(Dataset excerpts)
#####

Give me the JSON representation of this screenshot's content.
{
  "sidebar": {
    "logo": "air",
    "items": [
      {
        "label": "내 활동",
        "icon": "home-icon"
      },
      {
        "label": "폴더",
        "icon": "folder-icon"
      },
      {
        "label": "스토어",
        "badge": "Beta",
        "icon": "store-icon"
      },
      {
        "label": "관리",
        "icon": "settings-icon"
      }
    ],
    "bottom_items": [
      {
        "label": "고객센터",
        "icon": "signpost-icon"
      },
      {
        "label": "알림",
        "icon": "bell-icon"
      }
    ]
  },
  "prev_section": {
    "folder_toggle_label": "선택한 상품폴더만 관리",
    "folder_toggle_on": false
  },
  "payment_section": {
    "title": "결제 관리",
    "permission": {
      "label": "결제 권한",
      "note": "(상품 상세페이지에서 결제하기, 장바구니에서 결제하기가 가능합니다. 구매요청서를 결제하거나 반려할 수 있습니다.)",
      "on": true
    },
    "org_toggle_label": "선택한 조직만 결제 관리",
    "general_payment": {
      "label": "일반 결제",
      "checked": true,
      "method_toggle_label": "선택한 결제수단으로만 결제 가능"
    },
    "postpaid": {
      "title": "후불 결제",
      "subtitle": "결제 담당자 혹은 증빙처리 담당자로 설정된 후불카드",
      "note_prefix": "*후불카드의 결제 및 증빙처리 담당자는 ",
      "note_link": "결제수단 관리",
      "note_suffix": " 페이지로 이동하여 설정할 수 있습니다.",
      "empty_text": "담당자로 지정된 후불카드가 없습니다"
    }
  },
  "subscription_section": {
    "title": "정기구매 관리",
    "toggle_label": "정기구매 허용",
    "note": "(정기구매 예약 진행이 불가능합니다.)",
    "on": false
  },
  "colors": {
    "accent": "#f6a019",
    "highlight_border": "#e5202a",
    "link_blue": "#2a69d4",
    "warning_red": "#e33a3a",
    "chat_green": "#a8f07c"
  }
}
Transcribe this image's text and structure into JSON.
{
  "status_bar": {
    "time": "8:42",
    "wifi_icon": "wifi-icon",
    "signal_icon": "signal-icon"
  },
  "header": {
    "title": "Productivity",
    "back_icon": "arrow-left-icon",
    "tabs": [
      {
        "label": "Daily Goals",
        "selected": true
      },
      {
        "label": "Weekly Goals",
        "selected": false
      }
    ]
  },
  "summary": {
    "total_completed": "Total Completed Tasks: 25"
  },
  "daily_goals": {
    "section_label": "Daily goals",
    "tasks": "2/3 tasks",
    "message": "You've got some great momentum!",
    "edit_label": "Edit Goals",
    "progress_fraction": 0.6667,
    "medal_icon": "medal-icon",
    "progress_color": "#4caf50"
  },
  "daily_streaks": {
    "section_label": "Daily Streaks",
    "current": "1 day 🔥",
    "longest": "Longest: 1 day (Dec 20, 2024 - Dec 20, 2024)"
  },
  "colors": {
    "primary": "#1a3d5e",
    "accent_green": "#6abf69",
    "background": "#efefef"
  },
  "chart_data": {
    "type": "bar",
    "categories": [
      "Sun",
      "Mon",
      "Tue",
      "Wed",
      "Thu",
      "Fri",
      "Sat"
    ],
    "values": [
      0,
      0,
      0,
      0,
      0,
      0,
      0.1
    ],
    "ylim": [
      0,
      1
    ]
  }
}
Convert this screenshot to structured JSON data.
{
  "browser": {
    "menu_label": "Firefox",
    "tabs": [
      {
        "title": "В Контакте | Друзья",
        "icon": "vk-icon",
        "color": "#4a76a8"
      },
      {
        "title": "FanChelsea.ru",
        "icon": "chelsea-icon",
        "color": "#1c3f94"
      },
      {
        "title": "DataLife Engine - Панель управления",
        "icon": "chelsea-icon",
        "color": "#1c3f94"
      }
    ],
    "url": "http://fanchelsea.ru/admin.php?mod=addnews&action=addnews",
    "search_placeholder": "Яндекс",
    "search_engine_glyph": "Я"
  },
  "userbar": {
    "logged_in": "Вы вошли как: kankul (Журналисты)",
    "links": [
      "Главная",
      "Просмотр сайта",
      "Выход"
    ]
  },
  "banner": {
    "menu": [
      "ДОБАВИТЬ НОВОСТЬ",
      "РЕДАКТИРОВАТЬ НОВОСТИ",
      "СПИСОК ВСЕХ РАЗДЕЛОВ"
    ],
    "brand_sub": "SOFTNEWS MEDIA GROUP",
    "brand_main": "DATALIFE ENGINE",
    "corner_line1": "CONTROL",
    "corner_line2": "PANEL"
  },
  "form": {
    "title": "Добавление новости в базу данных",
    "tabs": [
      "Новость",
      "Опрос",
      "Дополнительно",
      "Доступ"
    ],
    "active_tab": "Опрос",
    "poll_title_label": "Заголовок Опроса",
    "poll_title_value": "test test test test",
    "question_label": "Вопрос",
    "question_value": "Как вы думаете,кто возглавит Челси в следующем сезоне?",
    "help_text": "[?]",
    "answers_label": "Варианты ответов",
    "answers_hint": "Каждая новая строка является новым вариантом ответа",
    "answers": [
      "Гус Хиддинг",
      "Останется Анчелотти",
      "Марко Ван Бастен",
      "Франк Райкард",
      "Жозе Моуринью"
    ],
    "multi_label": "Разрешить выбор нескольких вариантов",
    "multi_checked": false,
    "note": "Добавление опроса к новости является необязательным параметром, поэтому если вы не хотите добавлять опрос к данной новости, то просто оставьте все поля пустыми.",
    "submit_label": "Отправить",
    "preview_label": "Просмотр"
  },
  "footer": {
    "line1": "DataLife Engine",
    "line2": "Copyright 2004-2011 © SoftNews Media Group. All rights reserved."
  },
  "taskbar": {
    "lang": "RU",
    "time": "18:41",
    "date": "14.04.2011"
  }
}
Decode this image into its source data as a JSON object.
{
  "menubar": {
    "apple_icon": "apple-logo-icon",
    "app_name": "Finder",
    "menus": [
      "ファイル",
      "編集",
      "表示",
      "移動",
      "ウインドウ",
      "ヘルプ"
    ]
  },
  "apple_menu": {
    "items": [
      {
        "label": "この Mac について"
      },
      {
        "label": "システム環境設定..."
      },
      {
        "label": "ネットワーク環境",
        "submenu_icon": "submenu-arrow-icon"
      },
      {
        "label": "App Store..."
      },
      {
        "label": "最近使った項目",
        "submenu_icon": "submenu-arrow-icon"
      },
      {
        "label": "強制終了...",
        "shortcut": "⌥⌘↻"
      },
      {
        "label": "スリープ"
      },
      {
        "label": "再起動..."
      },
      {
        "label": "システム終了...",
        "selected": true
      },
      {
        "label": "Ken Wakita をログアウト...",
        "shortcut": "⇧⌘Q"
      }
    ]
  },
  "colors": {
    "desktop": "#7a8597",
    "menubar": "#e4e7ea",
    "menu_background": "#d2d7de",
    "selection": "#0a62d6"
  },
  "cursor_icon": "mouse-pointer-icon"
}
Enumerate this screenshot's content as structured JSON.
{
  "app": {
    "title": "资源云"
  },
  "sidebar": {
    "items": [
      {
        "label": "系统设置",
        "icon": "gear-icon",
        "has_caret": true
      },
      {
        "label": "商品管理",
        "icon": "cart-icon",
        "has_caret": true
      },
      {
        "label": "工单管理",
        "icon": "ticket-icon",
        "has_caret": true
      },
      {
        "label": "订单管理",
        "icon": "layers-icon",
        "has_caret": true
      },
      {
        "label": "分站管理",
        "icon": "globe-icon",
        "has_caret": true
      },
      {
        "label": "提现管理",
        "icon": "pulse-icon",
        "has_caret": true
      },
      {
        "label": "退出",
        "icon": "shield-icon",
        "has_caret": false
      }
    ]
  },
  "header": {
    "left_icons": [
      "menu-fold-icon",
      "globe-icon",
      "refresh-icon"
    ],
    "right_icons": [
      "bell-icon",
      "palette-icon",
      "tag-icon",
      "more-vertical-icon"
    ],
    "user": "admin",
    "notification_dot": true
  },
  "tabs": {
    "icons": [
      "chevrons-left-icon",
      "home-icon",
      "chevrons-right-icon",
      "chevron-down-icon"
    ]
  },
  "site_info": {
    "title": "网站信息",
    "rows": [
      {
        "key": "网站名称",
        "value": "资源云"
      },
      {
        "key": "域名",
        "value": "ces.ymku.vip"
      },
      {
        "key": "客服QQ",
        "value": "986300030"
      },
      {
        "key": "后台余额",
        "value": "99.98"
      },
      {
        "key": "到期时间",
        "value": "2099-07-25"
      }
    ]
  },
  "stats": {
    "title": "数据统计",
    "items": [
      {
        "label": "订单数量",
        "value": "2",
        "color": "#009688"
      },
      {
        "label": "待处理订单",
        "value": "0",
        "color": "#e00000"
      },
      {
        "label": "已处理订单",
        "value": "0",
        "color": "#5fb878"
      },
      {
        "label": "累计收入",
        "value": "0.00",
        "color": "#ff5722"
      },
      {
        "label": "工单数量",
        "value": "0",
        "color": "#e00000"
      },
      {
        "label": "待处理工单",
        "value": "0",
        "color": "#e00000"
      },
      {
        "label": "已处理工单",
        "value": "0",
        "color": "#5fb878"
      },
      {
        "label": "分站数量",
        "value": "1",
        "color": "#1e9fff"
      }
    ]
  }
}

#####

■ Task statement
Scan the records above for the string "있습니다", then report every line that contains it.

■ Solution to the problem
      "note": "(상품 상세페이지에서 결제하기, 장바구니에서 결제하기가 가능합니다. 구매요청서를 결제하거나 반려할 수 있습니다.)",
      "note_suffix": " 페이지로 이동하여 설정할 수 있습니다.",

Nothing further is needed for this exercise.